__Instructions for the task__. Copy every record below exactly.

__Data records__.
============================================================
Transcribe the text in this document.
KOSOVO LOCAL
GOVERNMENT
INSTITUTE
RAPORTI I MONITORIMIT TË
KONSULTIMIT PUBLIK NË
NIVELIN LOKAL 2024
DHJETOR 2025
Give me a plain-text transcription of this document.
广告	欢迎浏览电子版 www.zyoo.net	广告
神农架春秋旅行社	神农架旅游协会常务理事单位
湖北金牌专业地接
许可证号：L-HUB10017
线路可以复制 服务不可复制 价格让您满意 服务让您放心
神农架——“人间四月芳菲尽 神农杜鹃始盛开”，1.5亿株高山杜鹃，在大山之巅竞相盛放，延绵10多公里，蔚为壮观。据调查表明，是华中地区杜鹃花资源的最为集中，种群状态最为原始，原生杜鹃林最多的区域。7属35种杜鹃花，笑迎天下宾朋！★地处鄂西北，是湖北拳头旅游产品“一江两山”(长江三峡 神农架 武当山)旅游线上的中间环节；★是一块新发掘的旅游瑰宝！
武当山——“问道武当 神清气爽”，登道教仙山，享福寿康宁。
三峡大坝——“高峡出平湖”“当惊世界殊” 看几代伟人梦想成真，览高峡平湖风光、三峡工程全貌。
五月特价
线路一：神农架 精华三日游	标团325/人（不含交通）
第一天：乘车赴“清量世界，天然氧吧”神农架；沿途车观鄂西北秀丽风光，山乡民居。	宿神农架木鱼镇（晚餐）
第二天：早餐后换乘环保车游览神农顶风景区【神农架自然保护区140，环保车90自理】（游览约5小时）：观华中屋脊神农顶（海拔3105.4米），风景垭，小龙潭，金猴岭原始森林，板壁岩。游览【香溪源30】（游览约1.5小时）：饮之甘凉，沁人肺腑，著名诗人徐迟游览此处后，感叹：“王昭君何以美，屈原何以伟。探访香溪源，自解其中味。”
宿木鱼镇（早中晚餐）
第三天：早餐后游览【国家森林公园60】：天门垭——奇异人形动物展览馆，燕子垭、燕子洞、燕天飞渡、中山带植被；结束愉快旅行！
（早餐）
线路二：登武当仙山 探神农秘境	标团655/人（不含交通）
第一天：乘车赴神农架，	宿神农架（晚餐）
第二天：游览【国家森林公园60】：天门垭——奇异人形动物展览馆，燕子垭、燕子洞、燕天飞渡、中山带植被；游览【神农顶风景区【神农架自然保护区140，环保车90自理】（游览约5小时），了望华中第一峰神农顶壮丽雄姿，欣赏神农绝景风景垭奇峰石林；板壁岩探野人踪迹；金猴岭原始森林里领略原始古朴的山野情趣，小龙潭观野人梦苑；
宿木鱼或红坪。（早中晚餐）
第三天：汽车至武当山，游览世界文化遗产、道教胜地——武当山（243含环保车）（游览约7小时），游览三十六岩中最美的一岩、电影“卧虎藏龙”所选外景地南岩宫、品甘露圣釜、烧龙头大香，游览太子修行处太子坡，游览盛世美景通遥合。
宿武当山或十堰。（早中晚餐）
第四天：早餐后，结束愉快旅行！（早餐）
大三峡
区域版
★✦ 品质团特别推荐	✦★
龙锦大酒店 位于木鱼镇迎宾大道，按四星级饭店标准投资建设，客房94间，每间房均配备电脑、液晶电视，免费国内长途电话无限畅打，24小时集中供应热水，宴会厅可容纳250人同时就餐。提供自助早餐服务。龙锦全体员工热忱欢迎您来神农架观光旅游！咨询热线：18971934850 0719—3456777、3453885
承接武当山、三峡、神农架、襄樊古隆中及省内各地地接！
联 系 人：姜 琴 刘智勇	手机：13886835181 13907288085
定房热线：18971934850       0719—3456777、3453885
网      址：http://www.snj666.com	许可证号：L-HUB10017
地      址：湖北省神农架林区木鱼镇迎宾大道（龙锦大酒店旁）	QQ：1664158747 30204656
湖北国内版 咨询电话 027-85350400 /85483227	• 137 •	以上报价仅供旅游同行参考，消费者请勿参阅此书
============================================================
__Reply to the exercise__.
Transcribe the text in this document.
KOSOVO LOCAL
GOVERNMENT
INSTITUTE
RAPORTI I MONITORIMIT TË
KONSULTIMIT PUBLIK NË
NIVELIN LOKAL 2024
DHJETOR 2025
Give me a plain-text transcription of this document.
广告	欢迎浏览电子版 www.zyoo.net	广告
神农架春秋旅行社	神农架旅游协会常务理事单位
湖北金牌专业地接
许可证号：L-HUB10017
线路可以复制 服务不可复制 价格让您满意 服务让您放心
神农架——“人间四月芳菲尽 神农杜鹃始盛开”，1.5亿株高山杜鹃，在大山之巅竞相盛放，延绵10多公里，蔚为壮观。据调查表明，是华中地区杜鹃花资源的最为集中，种群状态最为原始，原生杜鹃林最多的区域。7属35种杜鹃花，笑迎天下宾朋！★地处鄂西北，是湖北拳头旅游产品“一江两山”(长江三峡 神农架 武当山)旅游线上的中间环节；★是一块新发掘的旅游瑰宝！
武当山——“问道武当 神清气爽”，登道教仙山，享福寿康宁。
三峡大坝——“高峡出平湖”“当惊世界殊” 看几代伟人梦想成真，览高峡平湖风光、三峡工程全貌。
五月特价
线路一：神农架 精华三日游	标团325/人（不含交通）
第一天：乘车赴“清量世界，天然氧吧”神农架；沿途车观鄂西北秀丽风光，山乡民居。	宿神农架木鱼镇（晚餐）
第二天：早餐后换乘环保车游览神农顶风景区【神农架自然保护区140，环保车90自理】（游览约5小时）：观华中屋脊神农顶（海拔3105.4米），风景垭，小龙潭，金猴岭原始森林，板壁岩。游览【香溪源30】（游览约1.5小时）：饮之甘凉，沁人肺腑，著名诗人徐迟游览此处后，感叹：“王昭君何以美，屈原何以伟。探访香溪源，自解其中味。”
宿木鱼镇（早中晚餐）
第三天：早餐后游览【国家森林公园60】：天门垭——奇异人形动物展览馆，燕子垭、燕子洞、燕天飞渡、中山带植被；结束愉快旅行！
（早餐）
线路二：登武当仙山 探神农秘境	标团655/人（不含交通）
第一天：乘车赴神农架，	宿神农架（晚餐）
第二天：游览【国家森林公园60】：天门垭——奇异人形动物展览馆，燕子垭、燕子洞、燕天飞渡、中山带植被；游览【神农顶风景区【神农架自然保护区140，环保车90自理】（游览约5小时），了望华中第一峰神农顶壮丽雄姿，欣赏神农绝景风景垭奇峰石林；板壁岩探野人踪迹；金猴岭原始森林里领略原始古朴的山野情趣，小龙潭观野人梦苑；
宿木鱼或红坪。（早中晚餐）
第三天：汽车至武当山，游览世界文化遗产、道教胜地——武当山（243含环保车）（游览约7小时），游览三十六岩中最美的一岩、电影“卧虎藏龙”所选外景地南岩宫、品甘露圣釜、烧龙头大香，游览太子修行处太子坡，游览盛世美景通遥合。
宿武当山或十堰。（早中晚餐）
第四天：早餐后，结束愉快旅行！（早餐）
大三峡
区域版
★✦ 品质团特别推荐	✦★
龙锦大酒店 位于木鱼镇迎宾大道，按四星级饭店标准投资建设，客房94间，每间房均配备电脑、液晶电视，免费国内长途电话无限畅打，24小时集中供应热水，宴会厅可容纳250人同时就餐。提供自助早餐服务。龙锦全体员工热忱欢迎您来神农架观光旅游！咨询热线：18971934850 0719—3456777、3453885
承接武当山、三峡、神农架、襄樊古隆中及省内各地地接！
联 系 人：姜 琴 刘智勇	手机：13886835181 13907288085
定房热线：18971934850       0719—3456777、3453885
网      址：http://www.snj666.com	许可证号：L-HUB10017
地      址：湖北省神农架林区木鱼镇迎宾大道（龙锦大酒店旁）	QQ：1664158747 30204656
湖北国内版 咨询电话 027-85350400 /85483227	• 137 •	以上报价仅供旅游同行参考，消费者请勿参阅此书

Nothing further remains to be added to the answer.